ZU LÖSENDE AUFGABEN
a) Beantworte anhand des Textes über die OSZE diese Fragen:
(i) In welchem Jahr und in welcher Stadt wurde die Organisation gegründet?
(ii) Wie viele Mitgliedstaaten hat die OSZE?
(iii) Wie viele internationale Wahlbeobachter will das ODIHR am Wahltag einsetzen?
b) Stimmen die folgenden Aussagen mit dem Text über die OSZE überein? Antworte jeweils mit Ja oder Nein und zitiere die entscheidenden Worte.
(i) Die Beobachtermission wurde im März beschlossen.
(ii) Die OSZE befasst sich seit ihrer Gründung mit zwei zentralen Themen.
(iii) Die OSZE hat nur im Westen politische Unterstützung.

Steinmeier hat Recht: Die OSZE ist sehr gut aufgestellt dafür, an der Deeskalation der Krise in der Ukraine mitzuwirken. Als eine der wenigen internationalen Organisationen genießt sie in Russland, in der Ukraine und im Westen politische Unterstützung. Dazu verfügt sie über die Ressourcen, eine starke Präsenz vor Ort zu gewährleisten und der Propaganda entgegenzutreten, die von beiden Seiten verbreitet wird.

Doch die internationale Aufmerksamkeit zeigt auch, vor welchen Hürden die Organisation mit ihren 57 Mitgliedstaaten steht, wenn es darum geht, auch in Zukunft effektiv zu sein.

Was kann die OSZE in der Ukraine bewirken? Der größte Praxistest zeigt sich bei der Rolle, die die internationalen Beobachter in den Krisenherden im Osten und anderen Landesteilen spielen. Dass im März die Beobachtermission beschlossen wurde, stellte einen großen Durchbruch dar, zeigte es doch die Bereitschaft von Russland und Ukraine, der OSZE einen Vertrauensvorschub zu geben.

Die Organisation wurde 1975 während des Kalten Kriegs in Helsinki ins Leben gerufen, um zum Abbau der Ost-West-Spannungen beizutragen. Seitdem hat sich die OSZE mit drei zentralen Themen befasst: politisch-militärischen Fragen, der Zusammenarbeit im Bereich Wirtschaft und Umwelt sowie einer humanitären Dimension.

Entscheidend war die humanitäre Zusammenarbeit, denn die Sowjetunion musste einräumen - und sei es auch nur auf dem Papier -, dass der Schutz der Menschenrechte zentraler Bestandteil der internationalen Sicherheit ist. Die Organisation hat bei der Verteidigung der Menschenrechte sowie bei der Förderung hoher demokratischer Standards und der Rechtsstaatlichkeit wichtiges geleistet. Dem Büro für Demokratische Institutionen und Menschenrechte (ODIHR), der Menschenrechtsinstitution der OSZE, ist es gelungen, Wahlbeobachtungsmissionen in Ländern der ehemaligen Sowjetunion durchzuführen, die glaubwürdig und geachtet sind. Ihr fällt auch die Aufgabe zu, am 25. Mai die Präsidentschaftswahlen in der Ukraine zu überwachen. Dazu will sie am Wahltag selbst 1.000 internationale Wahlbeobachter einsetzen.

[Einträge zur Layout-Annotation]
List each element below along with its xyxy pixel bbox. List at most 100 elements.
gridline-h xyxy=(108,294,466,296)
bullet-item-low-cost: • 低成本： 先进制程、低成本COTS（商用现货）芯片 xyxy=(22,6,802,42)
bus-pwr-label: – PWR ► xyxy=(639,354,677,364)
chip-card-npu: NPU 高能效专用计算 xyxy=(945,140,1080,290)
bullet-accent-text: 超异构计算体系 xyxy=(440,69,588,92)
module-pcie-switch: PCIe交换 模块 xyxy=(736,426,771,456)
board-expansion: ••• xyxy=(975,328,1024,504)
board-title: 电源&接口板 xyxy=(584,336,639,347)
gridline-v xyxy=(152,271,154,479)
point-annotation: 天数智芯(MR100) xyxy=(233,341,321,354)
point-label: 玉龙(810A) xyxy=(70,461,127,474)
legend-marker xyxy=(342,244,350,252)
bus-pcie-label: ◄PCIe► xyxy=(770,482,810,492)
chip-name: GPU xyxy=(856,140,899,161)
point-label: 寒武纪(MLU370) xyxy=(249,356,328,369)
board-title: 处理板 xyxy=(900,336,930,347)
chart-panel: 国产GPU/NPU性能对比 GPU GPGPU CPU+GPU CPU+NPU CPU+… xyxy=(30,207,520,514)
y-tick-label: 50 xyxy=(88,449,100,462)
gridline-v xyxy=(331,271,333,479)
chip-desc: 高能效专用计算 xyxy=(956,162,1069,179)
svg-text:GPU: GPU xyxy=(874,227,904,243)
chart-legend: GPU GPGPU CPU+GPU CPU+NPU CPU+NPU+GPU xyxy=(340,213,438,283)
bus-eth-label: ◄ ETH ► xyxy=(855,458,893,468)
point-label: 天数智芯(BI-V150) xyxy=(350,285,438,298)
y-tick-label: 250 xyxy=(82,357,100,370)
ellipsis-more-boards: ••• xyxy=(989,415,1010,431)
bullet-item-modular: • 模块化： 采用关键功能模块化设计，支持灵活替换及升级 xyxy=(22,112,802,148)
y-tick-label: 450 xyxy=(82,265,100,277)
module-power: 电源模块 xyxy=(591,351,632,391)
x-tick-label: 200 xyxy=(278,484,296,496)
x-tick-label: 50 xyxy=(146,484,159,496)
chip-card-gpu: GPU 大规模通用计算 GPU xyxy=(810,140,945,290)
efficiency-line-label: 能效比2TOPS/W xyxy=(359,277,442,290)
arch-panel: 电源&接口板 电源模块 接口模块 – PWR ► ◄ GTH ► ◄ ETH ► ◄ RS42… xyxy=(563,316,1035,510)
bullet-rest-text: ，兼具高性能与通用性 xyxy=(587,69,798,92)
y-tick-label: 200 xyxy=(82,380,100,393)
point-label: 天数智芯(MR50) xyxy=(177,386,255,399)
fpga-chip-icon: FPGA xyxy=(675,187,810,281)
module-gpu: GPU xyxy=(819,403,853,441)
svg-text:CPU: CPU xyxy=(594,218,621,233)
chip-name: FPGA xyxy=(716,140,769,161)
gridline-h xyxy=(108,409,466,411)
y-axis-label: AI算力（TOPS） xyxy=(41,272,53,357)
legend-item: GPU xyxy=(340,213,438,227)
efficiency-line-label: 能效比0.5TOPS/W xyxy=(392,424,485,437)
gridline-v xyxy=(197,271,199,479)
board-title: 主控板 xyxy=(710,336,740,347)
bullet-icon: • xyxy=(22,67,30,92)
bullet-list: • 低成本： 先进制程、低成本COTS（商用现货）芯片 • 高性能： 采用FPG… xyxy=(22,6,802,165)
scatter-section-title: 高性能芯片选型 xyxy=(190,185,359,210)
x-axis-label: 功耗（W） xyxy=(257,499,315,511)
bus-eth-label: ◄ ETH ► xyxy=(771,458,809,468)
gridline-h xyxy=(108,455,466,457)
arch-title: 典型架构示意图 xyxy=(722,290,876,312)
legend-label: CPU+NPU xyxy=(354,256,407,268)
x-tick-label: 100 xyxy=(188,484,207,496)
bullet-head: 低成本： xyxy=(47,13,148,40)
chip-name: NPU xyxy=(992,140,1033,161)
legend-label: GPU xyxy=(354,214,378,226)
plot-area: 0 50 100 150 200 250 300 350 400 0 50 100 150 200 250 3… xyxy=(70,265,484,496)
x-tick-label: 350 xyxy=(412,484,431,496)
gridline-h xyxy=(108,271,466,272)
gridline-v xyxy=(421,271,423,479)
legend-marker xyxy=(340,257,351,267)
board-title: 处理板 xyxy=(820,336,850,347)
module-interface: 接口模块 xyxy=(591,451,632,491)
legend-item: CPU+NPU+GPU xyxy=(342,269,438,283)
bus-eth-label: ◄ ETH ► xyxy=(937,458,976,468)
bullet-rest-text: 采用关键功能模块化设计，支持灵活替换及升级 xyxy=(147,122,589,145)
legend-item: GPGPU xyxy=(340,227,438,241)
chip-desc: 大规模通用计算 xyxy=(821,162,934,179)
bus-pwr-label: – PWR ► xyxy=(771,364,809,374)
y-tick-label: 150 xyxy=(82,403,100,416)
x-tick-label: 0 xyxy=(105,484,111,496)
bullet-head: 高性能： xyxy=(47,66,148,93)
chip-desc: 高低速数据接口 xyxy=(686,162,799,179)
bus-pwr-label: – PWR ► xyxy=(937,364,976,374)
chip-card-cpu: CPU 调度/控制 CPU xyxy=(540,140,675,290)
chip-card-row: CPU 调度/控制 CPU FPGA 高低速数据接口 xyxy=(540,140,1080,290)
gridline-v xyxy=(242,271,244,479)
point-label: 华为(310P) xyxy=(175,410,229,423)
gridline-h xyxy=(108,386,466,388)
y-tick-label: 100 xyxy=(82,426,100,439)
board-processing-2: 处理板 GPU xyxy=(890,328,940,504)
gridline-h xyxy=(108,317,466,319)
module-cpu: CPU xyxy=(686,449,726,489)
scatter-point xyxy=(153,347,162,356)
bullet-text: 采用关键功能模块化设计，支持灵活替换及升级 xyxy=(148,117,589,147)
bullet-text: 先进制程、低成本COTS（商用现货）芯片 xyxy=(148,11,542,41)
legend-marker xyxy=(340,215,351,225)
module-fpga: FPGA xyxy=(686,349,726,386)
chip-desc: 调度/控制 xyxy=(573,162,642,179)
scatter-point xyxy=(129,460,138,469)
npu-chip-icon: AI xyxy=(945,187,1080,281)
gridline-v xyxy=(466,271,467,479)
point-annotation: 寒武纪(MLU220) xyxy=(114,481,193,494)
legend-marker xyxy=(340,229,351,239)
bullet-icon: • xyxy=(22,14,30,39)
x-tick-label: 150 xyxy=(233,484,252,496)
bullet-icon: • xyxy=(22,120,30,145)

LÖSUNGEN JE AUFGABE
a)
(i) 1975 in Helsinki.
(ii) 57.
(iii) 1.000.

b)
(i) Ja: „Dass im März die Beobachtermission beschlossen wurde“
(ii) Nein: „Seitdem hat sich die OSZE mit drei zentralen Themen befasst“
(iii) Nein: „genießt sie in Russland, in der Ukraine und im Westen politische Unterstützung“